> **YOUR INSTRUCTIONS**:
Find the word "клиентов" in the material below and gather every line that contains it.

• • • • •

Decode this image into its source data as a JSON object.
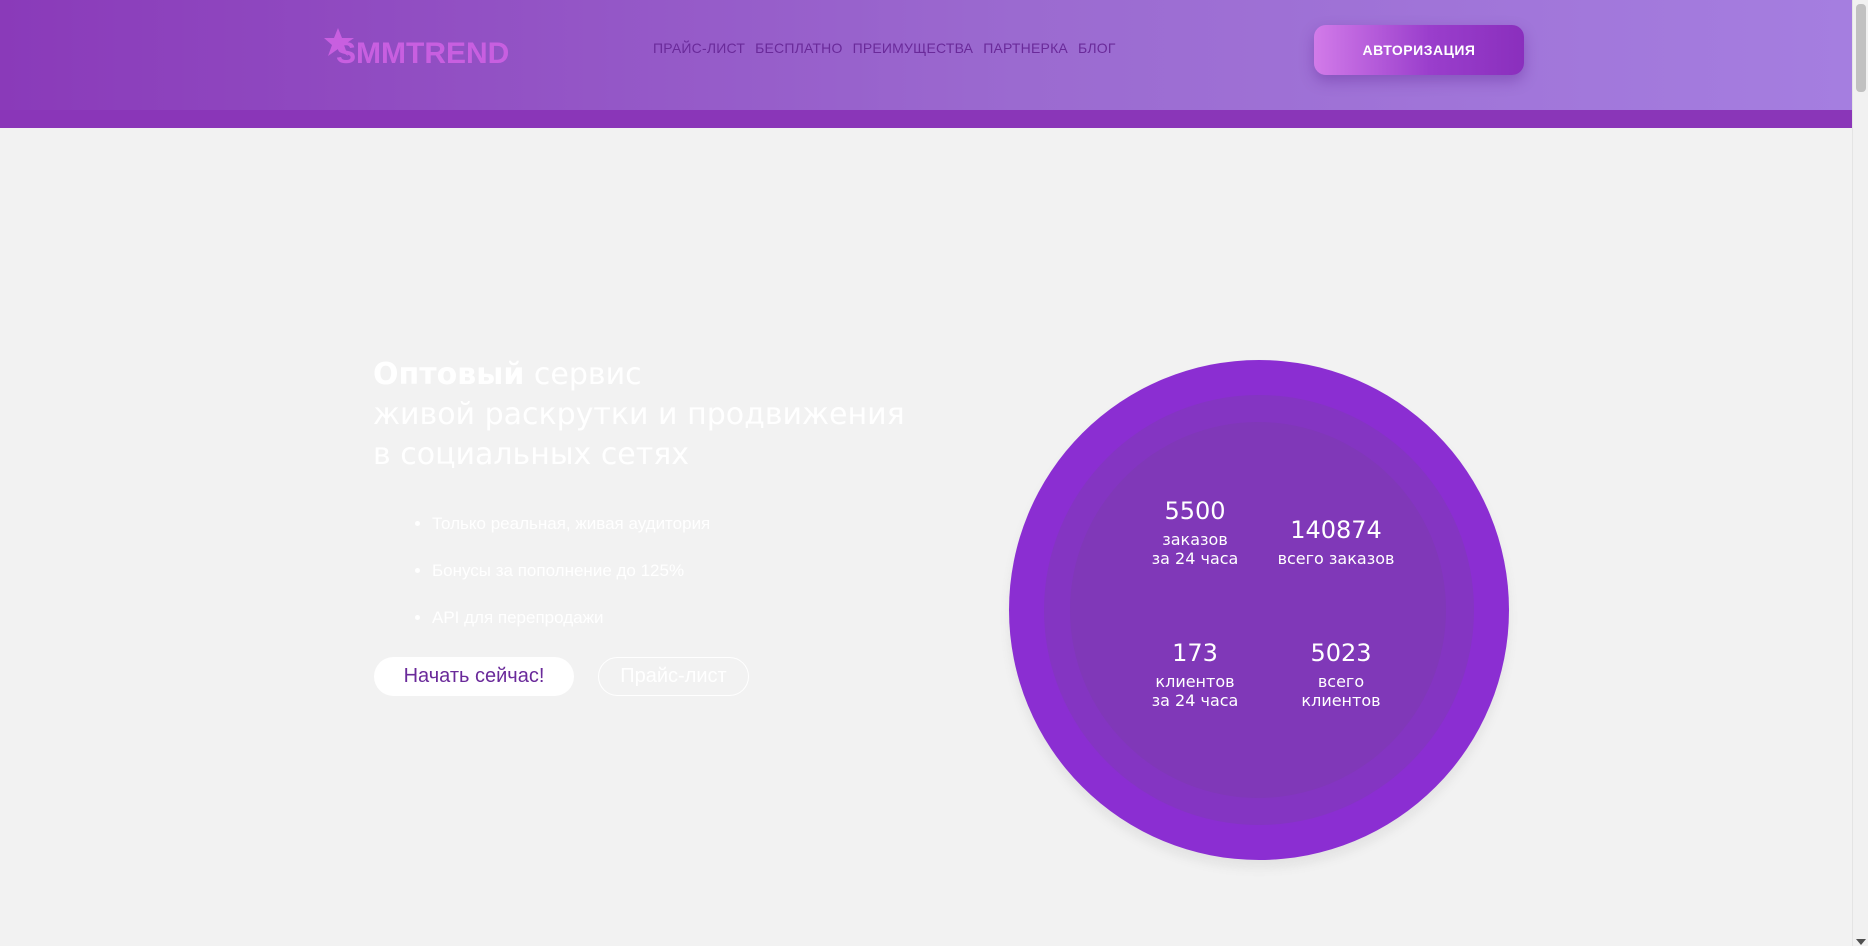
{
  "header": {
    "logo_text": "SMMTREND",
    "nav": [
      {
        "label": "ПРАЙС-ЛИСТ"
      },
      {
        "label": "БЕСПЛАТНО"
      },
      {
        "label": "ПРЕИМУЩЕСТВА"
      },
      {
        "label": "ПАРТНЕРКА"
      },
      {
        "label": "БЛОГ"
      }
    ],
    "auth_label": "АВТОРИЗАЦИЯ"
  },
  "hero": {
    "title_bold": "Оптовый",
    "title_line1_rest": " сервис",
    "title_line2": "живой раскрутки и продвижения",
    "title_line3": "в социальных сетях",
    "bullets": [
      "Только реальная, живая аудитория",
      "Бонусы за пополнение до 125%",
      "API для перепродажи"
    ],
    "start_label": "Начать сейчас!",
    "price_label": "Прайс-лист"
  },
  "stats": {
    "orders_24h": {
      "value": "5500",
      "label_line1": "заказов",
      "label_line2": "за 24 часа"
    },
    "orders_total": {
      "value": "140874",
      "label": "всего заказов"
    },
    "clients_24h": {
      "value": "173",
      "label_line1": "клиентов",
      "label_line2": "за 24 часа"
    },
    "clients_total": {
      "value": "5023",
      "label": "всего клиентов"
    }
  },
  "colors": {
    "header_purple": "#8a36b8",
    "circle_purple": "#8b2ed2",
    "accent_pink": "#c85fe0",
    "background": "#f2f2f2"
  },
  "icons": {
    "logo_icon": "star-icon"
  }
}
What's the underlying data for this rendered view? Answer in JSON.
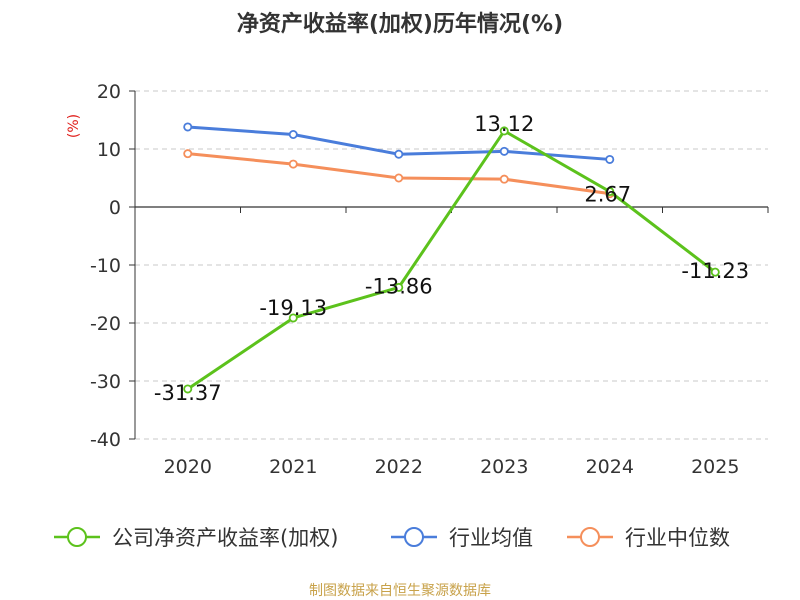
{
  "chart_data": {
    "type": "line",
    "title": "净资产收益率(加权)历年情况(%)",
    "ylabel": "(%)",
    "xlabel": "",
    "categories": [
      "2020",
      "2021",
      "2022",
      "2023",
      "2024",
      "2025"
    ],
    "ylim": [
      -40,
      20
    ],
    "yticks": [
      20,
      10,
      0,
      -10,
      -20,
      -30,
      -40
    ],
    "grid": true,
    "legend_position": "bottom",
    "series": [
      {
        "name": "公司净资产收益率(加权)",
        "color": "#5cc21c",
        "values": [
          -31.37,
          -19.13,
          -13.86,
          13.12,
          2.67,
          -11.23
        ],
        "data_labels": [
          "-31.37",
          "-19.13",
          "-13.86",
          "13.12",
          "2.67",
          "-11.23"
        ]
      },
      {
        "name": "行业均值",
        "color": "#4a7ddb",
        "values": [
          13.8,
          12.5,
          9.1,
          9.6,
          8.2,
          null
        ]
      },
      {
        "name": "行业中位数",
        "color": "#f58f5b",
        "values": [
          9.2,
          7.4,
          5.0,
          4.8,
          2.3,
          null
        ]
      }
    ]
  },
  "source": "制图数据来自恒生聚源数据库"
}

• • • • •

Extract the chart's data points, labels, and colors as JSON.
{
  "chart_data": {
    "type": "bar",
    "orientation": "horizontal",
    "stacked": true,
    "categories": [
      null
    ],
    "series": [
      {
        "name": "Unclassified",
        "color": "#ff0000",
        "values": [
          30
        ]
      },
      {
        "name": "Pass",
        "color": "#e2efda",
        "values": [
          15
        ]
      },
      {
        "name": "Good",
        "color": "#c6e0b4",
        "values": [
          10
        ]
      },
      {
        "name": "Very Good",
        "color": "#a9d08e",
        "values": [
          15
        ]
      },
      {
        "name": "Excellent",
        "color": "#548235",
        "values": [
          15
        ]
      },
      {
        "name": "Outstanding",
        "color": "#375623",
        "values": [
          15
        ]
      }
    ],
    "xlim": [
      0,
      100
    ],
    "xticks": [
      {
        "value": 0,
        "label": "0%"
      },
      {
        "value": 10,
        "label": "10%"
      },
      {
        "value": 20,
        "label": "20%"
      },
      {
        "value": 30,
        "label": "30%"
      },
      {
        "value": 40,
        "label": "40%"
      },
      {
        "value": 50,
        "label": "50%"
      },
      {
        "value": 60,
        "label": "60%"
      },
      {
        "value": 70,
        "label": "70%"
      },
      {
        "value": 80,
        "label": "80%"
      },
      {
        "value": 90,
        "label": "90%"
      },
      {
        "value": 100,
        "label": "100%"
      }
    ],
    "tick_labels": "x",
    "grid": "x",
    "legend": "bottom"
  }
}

• • • • •

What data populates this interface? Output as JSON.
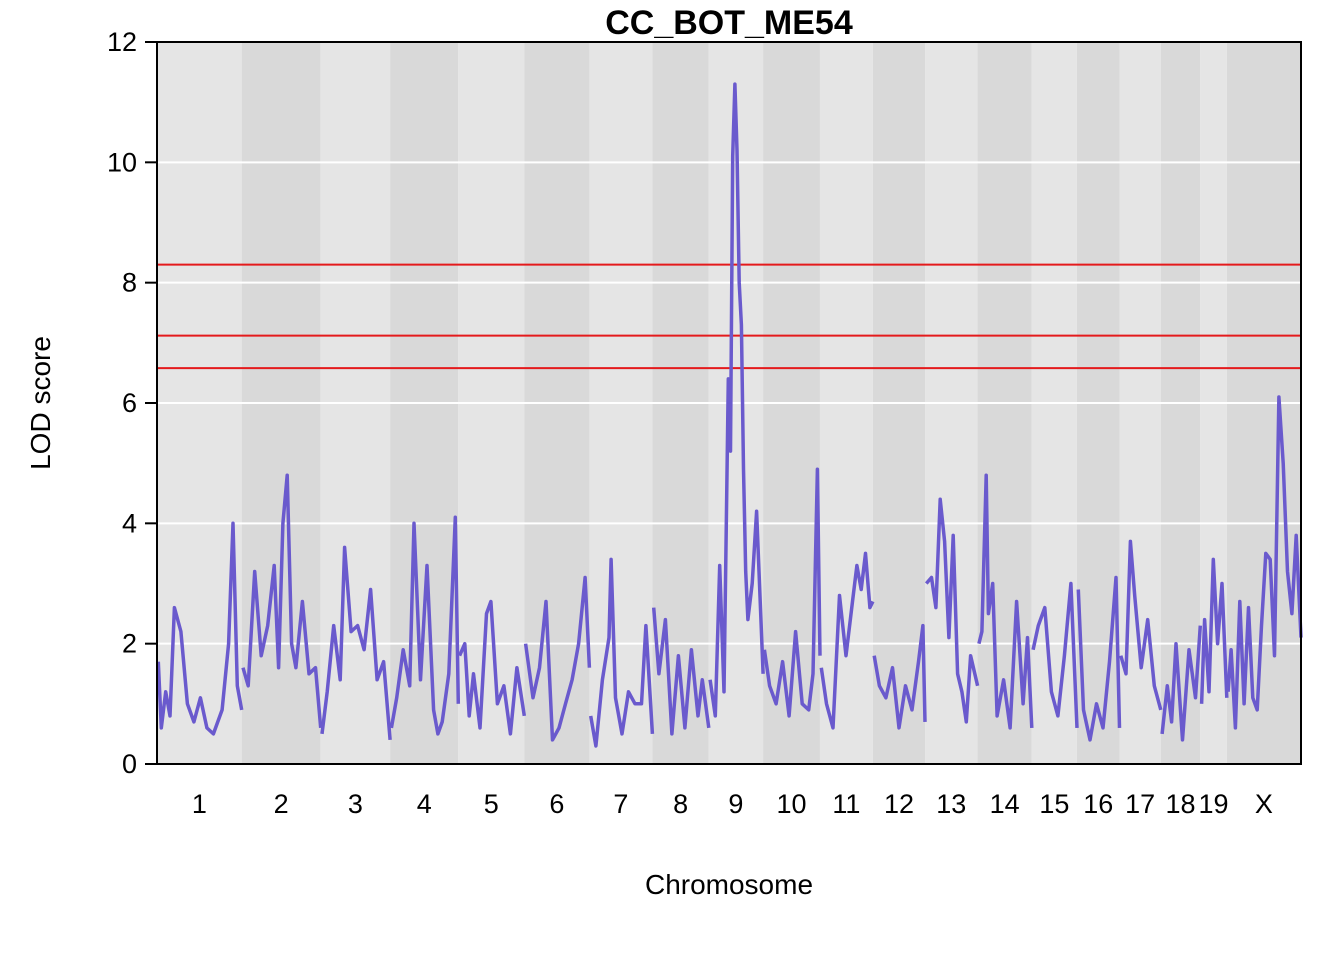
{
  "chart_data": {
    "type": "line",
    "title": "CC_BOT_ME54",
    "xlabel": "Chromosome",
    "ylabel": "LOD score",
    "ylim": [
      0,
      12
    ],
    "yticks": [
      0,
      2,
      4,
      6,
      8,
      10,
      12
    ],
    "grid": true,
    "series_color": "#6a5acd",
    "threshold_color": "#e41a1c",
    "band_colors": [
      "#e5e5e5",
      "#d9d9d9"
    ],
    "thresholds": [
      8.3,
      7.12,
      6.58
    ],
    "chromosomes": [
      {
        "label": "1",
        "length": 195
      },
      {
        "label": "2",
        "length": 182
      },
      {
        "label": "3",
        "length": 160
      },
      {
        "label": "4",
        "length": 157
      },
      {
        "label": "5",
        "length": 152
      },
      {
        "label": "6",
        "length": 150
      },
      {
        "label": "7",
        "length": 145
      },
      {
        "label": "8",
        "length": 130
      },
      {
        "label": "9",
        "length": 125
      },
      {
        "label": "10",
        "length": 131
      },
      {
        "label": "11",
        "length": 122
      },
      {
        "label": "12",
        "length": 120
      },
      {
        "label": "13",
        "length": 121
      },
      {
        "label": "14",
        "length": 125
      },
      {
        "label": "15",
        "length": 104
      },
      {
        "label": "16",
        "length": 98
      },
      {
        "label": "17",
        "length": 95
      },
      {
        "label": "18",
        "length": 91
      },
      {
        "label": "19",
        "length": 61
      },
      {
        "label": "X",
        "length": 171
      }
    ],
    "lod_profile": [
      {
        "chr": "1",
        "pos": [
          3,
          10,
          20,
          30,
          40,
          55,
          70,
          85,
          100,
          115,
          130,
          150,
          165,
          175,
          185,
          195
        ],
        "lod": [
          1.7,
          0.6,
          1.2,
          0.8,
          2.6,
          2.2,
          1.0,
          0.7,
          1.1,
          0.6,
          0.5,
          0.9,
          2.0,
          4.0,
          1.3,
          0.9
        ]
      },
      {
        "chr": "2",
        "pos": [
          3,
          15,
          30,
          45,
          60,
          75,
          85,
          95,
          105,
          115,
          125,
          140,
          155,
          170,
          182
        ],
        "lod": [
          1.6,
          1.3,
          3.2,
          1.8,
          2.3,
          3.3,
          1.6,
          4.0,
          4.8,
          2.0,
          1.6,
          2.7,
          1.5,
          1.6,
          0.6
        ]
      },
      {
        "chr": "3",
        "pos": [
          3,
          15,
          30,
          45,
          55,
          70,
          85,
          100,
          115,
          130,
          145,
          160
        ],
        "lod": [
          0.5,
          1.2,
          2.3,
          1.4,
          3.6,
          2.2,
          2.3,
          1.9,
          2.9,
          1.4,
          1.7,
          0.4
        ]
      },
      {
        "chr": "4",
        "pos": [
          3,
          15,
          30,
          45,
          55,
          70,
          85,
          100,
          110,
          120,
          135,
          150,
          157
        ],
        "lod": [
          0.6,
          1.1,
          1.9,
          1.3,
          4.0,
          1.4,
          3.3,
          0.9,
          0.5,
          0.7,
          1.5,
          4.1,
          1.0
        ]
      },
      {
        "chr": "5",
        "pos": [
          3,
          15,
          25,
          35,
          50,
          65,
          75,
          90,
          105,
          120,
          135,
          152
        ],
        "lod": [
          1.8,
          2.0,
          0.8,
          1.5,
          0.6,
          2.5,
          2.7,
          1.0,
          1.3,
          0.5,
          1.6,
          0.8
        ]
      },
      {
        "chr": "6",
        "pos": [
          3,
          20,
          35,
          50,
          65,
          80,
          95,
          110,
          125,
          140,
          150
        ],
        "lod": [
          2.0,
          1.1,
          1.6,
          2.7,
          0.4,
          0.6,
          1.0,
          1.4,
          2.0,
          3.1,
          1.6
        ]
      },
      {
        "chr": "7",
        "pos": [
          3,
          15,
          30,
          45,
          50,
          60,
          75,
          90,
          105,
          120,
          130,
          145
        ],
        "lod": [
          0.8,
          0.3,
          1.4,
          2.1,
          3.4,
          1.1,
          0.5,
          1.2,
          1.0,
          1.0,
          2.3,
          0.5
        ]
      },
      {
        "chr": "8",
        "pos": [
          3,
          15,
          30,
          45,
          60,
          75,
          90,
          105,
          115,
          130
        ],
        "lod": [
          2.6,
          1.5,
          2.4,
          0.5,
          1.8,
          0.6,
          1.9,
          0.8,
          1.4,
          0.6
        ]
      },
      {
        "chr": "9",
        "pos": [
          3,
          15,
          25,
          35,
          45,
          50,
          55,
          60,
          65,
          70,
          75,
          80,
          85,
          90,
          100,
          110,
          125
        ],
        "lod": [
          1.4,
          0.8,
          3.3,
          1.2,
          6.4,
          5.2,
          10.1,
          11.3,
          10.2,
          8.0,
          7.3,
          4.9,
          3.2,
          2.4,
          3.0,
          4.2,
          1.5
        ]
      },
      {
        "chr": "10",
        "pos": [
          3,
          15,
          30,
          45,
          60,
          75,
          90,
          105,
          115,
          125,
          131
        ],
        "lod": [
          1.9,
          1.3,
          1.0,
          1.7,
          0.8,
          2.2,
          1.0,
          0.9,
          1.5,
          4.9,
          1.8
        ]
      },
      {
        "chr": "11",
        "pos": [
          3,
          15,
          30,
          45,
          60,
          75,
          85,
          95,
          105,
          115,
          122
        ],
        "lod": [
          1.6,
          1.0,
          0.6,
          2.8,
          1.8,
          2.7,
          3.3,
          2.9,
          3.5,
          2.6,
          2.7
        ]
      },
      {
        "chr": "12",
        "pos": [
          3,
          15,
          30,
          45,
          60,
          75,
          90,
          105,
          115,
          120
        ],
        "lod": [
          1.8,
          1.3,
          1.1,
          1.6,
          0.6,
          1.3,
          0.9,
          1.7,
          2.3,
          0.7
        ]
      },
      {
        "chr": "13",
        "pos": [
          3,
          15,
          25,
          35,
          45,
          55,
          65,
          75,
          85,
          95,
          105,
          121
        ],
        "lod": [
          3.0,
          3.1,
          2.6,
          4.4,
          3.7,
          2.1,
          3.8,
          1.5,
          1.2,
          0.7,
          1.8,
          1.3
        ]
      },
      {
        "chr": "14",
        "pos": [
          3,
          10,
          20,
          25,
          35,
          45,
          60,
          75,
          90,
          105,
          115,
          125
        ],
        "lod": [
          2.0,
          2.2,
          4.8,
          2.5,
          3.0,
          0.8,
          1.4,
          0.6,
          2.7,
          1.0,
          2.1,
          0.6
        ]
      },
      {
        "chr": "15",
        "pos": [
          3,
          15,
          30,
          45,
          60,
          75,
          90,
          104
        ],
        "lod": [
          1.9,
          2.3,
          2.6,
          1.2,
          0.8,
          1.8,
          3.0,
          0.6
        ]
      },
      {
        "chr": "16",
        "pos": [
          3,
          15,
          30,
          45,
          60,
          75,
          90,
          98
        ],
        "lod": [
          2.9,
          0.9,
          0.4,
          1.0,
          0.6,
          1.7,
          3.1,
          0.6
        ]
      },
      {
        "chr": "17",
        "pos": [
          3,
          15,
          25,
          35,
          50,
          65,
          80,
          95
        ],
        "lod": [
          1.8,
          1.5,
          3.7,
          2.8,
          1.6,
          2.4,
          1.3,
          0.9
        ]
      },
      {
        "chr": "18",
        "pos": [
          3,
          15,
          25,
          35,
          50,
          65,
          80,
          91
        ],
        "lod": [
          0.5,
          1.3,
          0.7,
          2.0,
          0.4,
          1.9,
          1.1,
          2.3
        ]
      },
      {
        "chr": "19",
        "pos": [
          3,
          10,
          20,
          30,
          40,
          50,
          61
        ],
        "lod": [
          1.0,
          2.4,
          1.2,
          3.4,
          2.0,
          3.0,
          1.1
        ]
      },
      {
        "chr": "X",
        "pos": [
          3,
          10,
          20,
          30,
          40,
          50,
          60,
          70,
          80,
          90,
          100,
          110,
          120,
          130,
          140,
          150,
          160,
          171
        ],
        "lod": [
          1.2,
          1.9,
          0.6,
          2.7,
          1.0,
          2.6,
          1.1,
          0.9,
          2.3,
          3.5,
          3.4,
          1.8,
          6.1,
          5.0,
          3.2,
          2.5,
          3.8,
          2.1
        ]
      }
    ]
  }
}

• • • • •

> **ANSWER FOR THE TASK**:
      "label_line1": "клиентов",
      "label": "всего клиентов"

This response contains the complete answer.